§ Data provided:
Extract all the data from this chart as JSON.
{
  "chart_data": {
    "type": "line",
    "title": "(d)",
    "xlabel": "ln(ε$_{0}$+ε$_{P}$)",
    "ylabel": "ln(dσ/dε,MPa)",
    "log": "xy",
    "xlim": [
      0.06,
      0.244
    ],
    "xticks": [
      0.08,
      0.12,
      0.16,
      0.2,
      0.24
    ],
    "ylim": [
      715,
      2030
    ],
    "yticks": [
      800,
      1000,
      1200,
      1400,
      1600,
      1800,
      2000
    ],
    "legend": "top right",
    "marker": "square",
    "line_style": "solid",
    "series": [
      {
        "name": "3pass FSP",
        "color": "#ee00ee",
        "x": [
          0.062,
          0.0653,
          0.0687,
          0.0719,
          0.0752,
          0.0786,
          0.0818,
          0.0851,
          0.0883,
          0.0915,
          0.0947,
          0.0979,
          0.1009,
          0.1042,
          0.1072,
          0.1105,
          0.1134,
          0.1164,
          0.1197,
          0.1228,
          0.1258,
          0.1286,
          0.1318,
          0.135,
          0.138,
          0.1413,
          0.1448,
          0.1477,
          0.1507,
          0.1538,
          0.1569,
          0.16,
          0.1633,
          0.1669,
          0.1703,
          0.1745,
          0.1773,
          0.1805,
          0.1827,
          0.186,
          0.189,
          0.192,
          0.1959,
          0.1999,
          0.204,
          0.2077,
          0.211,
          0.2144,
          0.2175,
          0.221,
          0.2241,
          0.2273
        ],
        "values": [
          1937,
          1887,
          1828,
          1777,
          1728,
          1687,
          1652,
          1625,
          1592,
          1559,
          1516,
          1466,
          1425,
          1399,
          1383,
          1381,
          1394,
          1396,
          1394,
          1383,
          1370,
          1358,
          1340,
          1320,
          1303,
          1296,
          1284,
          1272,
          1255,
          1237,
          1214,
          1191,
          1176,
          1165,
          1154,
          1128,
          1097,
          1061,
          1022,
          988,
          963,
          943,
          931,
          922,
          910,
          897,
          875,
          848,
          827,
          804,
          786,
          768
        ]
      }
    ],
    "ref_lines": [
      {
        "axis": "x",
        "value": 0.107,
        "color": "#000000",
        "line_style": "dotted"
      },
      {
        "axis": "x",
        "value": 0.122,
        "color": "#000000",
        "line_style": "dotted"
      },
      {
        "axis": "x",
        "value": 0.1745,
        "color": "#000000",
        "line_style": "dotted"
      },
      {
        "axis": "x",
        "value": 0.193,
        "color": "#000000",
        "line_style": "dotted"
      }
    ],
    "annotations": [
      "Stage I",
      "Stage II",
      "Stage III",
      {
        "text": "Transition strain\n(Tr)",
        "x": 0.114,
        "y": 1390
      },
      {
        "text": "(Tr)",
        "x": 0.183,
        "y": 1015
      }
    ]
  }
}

§ Problem to work on:
Repeat all of the records above exactly as written.

§ Full response:
Extract all the data from this chart as JSON.
{
  "chart_data": {
    "type": "line",
    "title": "(d)",
    "xlabel": "ln(ε$_{0}$+ε$_{P}$)",
    "ylabel": "ln(dσ/dε,MPa)",
    "log": "xy",
    "xlim": [
      0.06,
      0.244
    ],
    "xticks": [
      0.08,
      0.12,
      0.16,
      0.2,
      0.24
    ],
    "ylim": [
      715,
      2030
    ],
    "yticks": [
      800,
      1000,
      1200,
      1400,
      1600,
      1800,
      2000
    ],
    "legend": "top right",
    "marker": "square",
    "line_style": "solid",
    "series": [
      {
        "name": "3pass FSP",
        "color": "#ee00ee",
        "x": [
          0.062,
          0.0653,
          0.0687,
          0.0719,
          0.0752,
          0.0786,
          0.0818,
          0.0851,
          0.0883,
          0.0915,
          0.0947,
          0.0979,
          0.1009,
          0.1042,
          0.1072,
          0.1105,
          0.1134,
          0.1164,
          0.1197,
          0.1228,
          0.1258,
          0.1286,
          0.1318,
          0.135,
          0.138,
          0.1413,
          0.1448,
          0.1477,
          0.1507,
          0.1538,
          0.1569,
          0.16,
          0.1633,
          0.1669,
          0.1703,
          0.1745,
          0.1773,
          0.1805,
          0.1827,
          0.186,
          0.189,
          0.192,
          0.1959,
          0.1999,
          0.204,
          0.2077,
          0.211,
          0.2144,
          0.2175,
          0.221,
          0.2241,
          0.2273
        ],
        "values": [
          1937,
          1887,
          1828,
          1777,
          1728,
          1687,
          1652,
          1625,
          1592,
          1559,
          1516,
          1466,
          1425,
          1399,
          1383,
          1381,
          1394,
          1396,
          1394,
          1383,
          1370,
          1358,
          1340,
          1320,
          1303,
          1296,
          1284,
          1272,
          1255,
          1237,
          1214,
          1191,
          1176,
          1165,
          1154,
          1128,
          1097,
          1061,
          1022,
          988,
          963,
          943,
          931,
          922,
          910,
          897,
          875,
          848,
          827,
          804,
          786,
          768
        ]
      }
    ],
    "ref_lines": [
      {
        "axis": "x",
        "value": 0.107,
        "color": "#000000",
        "line_style": "dotted"
      },
      {
        "axis": "x",
        "value": 0.122,
        "color": "#000000",
        "line_style": "dotted"
      },
      {
        "axis": "x",
        "value": 0.1745,
        "color": "#000000",
        "line_style": "dotted"
      },
      {
        "axis": "x",
        "value": 0.193,
        "color": "#000000",
        "line_style": "dotted"
      }
    ],
    "annotations": [
      "Stage I",
      "Stage II",
      "Stage III",
      {
        "text": "Transition strain\n(Tr)",
        "x": 0.114,
        "y": 1390
      },
      {
        "text": "(Tr)",
        "x": 0.183,
        "y": 1015
      }
    ]
  }
}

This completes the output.